**Instructions for the task**
Keep only the lines where "JSON" appears.

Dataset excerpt
-- BEGIN --
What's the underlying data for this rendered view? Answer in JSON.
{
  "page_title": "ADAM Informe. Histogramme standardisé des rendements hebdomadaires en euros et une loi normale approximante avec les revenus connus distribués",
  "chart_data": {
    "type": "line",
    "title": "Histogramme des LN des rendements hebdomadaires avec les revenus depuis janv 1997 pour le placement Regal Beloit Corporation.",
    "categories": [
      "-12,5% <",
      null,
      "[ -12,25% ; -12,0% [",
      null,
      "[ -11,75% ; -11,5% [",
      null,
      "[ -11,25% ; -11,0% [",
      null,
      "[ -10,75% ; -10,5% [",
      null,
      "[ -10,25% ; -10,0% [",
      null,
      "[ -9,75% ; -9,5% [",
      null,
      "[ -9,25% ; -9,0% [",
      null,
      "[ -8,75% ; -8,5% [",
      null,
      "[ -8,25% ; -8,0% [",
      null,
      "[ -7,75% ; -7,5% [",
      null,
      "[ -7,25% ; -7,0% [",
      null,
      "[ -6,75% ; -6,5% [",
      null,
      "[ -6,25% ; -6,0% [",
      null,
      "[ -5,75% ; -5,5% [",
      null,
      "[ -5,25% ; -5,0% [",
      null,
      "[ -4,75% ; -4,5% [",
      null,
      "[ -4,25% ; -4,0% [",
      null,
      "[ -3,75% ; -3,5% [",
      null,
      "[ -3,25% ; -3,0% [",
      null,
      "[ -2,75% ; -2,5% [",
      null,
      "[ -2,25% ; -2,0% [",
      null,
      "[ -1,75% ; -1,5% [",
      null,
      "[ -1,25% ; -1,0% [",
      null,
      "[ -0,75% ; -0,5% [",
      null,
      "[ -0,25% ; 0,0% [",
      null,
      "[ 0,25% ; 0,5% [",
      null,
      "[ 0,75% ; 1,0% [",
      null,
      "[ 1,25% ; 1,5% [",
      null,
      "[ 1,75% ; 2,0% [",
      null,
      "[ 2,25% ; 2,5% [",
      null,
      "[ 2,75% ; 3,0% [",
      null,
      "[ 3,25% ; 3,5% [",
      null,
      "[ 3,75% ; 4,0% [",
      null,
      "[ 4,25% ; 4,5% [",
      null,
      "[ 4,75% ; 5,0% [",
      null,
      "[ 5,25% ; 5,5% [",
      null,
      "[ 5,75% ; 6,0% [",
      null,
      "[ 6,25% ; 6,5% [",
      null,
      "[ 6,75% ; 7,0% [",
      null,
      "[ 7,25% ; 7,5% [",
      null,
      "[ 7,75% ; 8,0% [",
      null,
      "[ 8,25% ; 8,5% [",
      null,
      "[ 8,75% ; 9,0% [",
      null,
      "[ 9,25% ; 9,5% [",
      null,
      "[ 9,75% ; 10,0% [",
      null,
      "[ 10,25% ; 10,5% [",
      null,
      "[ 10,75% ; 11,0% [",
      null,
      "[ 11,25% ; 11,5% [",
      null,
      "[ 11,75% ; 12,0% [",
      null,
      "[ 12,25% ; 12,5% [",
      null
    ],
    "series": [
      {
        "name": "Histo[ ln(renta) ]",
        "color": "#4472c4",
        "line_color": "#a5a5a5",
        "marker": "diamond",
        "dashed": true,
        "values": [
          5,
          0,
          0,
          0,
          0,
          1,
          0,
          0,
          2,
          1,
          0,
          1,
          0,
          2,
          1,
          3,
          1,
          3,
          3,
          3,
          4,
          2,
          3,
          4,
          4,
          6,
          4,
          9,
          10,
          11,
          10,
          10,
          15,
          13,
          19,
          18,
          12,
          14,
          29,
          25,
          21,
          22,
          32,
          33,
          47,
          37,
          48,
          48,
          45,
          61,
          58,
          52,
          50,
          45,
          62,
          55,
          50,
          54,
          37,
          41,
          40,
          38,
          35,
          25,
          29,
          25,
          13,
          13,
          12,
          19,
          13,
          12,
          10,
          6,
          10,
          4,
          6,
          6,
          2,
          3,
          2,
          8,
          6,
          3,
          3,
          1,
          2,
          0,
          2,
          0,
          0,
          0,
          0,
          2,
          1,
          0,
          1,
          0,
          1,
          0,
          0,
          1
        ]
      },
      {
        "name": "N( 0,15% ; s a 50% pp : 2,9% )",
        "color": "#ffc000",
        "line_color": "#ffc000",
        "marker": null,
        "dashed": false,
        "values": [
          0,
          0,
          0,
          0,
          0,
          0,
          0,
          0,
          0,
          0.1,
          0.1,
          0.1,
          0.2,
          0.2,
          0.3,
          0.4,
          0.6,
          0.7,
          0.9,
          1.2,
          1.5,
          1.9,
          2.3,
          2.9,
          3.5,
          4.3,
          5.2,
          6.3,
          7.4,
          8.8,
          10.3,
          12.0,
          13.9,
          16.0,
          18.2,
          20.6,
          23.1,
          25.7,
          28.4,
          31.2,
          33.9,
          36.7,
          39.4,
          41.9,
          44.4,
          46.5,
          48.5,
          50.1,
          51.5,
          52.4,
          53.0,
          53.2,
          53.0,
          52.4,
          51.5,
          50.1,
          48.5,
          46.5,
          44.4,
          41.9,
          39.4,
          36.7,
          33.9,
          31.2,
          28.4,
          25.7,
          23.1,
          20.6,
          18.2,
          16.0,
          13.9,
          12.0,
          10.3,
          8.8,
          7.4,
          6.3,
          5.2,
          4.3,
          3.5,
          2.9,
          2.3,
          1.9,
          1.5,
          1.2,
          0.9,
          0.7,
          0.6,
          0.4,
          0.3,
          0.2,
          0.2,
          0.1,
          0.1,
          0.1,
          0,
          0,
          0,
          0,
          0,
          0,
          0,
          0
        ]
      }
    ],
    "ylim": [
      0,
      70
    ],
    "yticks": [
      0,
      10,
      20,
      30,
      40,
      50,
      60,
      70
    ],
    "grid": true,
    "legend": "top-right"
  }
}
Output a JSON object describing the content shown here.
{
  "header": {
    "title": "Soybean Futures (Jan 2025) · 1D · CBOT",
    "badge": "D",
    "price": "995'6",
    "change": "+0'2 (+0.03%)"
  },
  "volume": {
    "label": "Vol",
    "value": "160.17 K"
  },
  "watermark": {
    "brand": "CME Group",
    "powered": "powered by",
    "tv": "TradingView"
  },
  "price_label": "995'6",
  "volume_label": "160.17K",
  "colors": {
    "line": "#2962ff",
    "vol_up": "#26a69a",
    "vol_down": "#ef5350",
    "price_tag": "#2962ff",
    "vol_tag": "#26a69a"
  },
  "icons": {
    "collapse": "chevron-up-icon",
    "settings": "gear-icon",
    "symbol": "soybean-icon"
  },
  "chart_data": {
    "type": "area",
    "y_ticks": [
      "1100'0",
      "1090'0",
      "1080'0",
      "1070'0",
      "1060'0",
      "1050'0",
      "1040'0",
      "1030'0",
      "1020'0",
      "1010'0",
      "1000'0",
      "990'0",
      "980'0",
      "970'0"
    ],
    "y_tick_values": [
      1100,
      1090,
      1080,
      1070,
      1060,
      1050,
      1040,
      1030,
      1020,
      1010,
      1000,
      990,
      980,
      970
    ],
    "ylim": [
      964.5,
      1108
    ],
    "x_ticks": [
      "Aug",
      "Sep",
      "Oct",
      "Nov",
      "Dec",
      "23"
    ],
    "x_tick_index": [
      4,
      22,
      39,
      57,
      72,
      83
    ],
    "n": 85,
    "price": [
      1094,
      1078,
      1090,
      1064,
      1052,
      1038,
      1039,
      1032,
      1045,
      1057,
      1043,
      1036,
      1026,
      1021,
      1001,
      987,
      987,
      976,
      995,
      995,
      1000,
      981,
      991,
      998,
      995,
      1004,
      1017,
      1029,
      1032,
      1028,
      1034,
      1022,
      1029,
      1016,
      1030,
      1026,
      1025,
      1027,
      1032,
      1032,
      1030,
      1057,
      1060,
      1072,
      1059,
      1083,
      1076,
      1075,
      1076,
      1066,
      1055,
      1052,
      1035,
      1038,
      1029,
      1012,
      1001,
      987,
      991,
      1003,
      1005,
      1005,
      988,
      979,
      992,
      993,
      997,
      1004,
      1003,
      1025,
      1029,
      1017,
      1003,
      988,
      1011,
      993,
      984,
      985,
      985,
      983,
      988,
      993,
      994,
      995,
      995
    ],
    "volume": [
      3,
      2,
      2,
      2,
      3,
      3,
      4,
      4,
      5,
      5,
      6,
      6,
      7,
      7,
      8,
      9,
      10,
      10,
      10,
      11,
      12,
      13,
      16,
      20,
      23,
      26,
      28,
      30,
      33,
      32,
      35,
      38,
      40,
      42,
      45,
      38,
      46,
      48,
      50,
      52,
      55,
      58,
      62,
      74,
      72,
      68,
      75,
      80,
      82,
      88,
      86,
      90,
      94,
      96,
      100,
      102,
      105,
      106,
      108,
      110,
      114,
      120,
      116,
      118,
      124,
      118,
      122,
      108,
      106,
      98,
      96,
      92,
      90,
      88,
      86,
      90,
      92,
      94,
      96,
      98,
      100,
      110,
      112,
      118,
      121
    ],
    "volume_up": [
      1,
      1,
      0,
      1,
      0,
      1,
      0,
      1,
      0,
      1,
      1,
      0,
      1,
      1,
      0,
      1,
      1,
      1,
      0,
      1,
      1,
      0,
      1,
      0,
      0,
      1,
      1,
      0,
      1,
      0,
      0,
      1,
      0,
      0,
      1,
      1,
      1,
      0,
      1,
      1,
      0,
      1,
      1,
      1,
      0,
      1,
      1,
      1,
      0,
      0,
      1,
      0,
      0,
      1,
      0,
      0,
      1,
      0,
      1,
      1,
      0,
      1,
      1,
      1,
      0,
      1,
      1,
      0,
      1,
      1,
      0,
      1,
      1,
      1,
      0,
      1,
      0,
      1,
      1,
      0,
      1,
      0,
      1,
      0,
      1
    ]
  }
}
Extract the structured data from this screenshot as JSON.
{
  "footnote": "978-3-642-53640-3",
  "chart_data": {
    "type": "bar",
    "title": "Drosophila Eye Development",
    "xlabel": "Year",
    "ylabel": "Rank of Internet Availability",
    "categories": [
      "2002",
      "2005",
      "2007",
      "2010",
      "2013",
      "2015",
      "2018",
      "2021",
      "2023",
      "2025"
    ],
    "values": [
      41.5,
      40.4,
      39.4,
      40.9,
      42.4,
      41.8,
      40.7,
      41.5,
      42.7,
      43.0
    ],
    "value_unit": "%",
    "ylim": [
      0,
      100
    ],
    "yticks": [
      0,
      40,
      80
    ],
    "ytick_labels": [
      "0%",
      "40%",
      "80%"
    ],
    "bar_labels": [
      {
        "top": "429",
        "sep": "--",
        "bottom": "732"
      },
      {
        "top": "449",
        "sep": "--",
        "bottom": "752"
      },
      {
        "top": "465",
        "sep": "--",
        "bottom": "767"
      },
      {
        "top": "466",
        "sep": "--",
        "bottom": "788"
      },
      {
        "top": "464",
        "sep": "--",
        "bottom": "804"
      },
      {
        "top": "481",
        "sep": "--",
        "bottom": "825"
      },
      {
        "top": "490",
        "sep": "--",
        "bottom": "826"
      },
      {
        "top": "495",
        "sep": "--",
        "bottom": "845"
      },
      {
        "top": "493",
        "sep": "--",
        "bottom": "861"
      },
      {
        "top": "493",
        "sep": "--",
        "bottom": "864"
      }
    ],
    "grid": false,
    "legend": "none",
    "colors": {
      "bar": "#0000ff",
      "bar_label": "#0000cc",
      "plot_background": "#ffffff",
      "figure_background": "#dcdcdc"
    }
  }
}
-- END --
**Written answer**
What's the underlying data for this rendered view? Answer in JSON.
Output a JSON object describing the content shown here.
Extract the structured data from this screenshot as JSON.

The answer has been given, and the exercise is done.